— DO THIS —
Rewrite the stretch from the line containing "Patent image size: (1007, 1155)." through the line containing "The input coupler 115 is at (570, 782).", changing "eyepiece" to "optical assembly" and keeping everything else the same.

— RECORDS SUPPLIED —
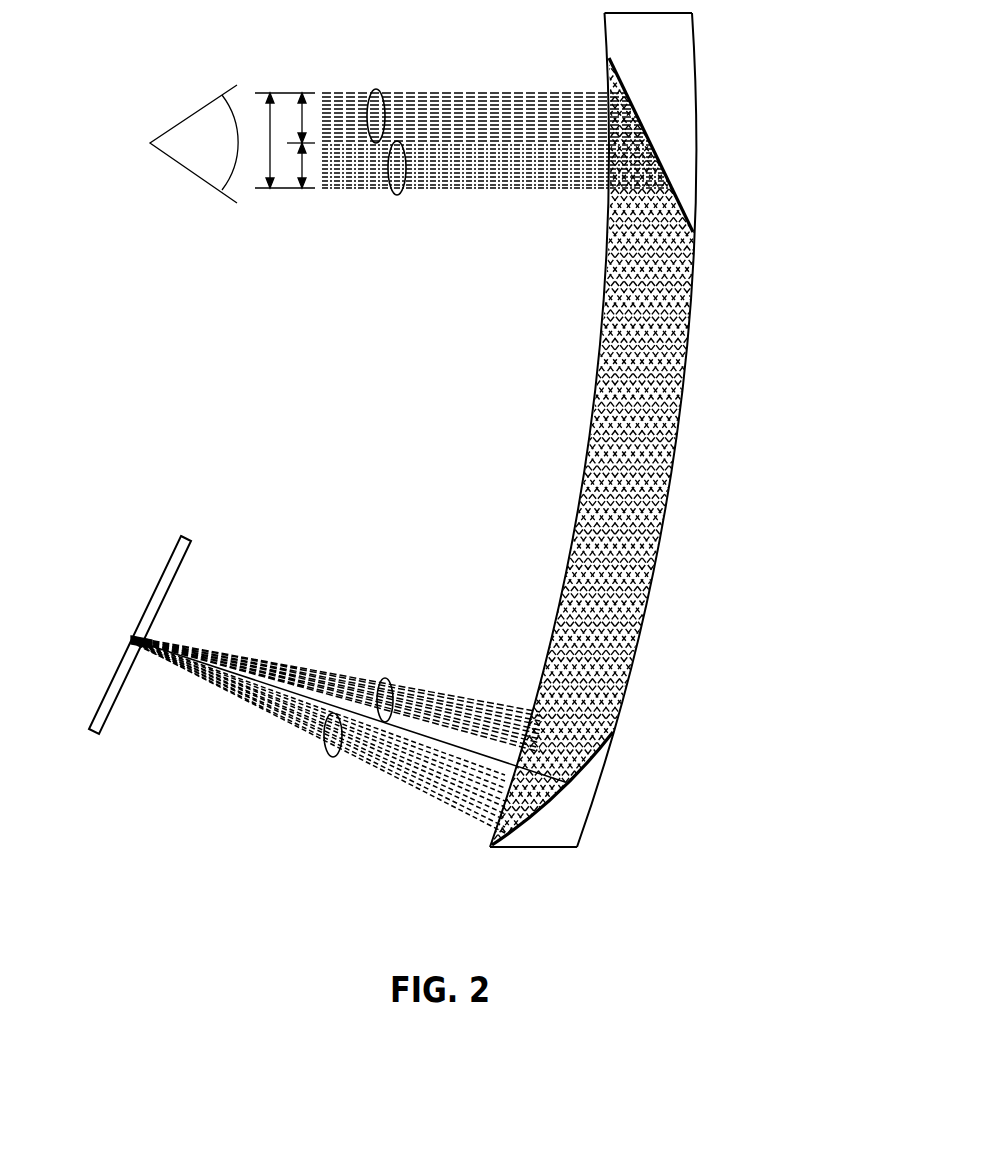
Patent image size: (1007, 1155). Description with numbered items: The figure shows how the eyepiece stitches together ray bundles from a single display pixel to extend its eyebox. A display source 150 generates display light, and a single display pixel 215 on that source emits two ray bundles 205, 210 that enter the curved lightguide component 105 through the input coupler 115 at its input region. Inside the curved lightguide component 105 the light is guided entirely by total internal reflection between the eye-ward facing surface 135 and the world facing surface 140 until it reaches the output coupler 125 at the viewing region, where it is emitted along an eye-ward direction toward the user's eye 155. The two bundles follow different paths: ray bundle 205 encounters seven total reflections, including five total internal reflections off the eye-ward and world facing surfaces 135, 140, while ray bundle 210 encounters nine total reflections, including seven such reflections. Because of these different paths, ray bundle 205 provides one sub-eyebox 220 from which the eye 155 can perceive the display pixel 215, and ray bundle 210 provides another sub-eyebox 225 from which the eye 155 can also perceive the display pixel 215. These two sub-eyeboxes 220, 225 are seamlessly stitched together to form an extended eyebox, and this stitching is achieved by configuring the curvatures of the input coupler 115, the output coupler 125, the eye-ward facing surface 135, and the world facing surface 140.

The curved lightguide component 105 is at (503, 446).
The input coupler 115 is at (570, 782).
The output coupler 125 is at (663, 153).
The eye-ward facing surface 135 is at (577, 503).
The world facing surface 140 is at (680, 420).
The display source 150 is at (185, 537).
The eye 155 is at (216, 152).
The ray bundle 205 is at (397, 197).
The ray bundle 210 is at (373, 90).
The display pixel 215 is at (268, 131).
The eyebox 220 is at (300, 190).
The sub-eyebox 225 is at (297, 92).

---

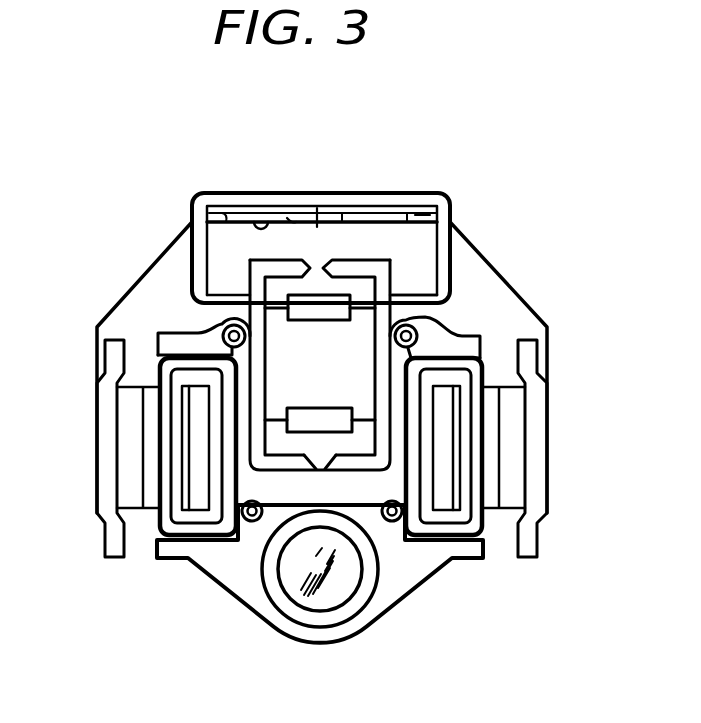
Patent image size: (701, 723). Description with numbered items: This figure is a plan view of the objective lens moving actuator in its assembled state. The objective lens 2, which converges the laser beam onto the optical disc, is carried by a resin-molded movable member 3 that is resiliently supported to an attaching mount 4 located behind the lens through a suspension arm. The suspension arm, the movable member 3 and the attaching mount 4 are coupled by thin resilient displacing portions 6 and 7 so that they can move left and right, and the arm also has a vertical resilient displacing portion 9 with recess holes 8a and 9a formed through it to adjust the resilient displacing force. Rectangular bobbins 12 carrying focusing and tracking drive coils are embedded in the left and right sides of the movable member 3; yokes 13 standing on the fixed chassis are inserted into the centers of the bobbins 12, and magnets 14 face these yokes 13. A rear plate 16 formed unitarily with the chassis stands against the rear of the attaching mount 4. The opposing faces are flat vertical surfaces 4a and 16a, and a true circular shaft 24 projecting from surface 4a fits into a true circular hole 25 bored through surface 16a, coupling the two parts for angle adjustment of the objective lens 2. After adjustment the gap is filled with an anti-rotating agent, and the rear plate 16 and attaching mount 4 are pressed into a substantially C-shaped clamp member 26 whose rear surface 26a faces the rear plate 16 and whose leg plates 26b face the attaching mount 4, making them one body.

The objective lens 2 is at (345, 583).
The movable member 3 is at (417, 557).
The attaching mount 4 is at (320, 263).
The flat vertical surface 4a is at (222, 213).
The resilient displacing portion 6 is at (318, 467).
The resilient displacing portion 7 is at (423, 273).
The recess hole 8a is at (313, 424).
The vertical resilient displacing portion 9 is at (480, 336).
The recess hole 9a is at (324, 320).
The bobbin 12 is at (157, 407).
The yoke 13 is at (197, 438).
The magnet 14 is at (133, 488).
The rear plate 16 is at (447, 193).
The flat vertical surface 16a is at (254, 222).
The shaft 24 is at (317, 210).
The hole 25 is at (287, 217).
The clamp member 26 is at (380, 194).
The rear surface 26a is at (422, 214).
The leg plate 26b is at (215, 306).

— EXERCISE RESPONSE —
Patent image size: (1007, 1155). Description with numbered items: The figure shows how the optical assembly stitches together ray bundles from a single display pixel to extend its eyebox. A display source 150 generates display light, and a single display pixel 215 on that source emits two ray bundles 205, 210 that enter the curved lightguide component 105 through the input coupler 115 at its input region. Inside the curved lightguide component 105 the light is guided entirely by total internal reflection between the eye-ward facing surface 135 and the world facing surface 140 until it reaches the output coupler 125 at the viewing region, where it is emitted along an eye-ward direction toward the user's eye 155. The two bundles follow different paths: ray bundle 205 encounters seven total reflections, including five total internal reflections off the eye-ward and world facing surfaces 135, 140, while ray bundle 210 encounters nine total reflections, including seven such reflections. Because of these different paths, ray bundle 205 provides one sub-eyebox 220 from which the eye 155 can perceive the display pixel 215, and ray bundle 210 provides another sub-eyebox 225 from which the eye 155 can also perceive the display pixel 215. These two sub-eyeboxes 220, 225 are seamlessly stitched together to form an extended eyebox, and this stitching is achieved by configuring the curvatures of the input coupler 115, the output coupler 125, the eye-ward facing surface 135, and the world facing surface 140.

The curved lightguide component 105 is at (503, 446).
The input coupler 115 is at (570, 782).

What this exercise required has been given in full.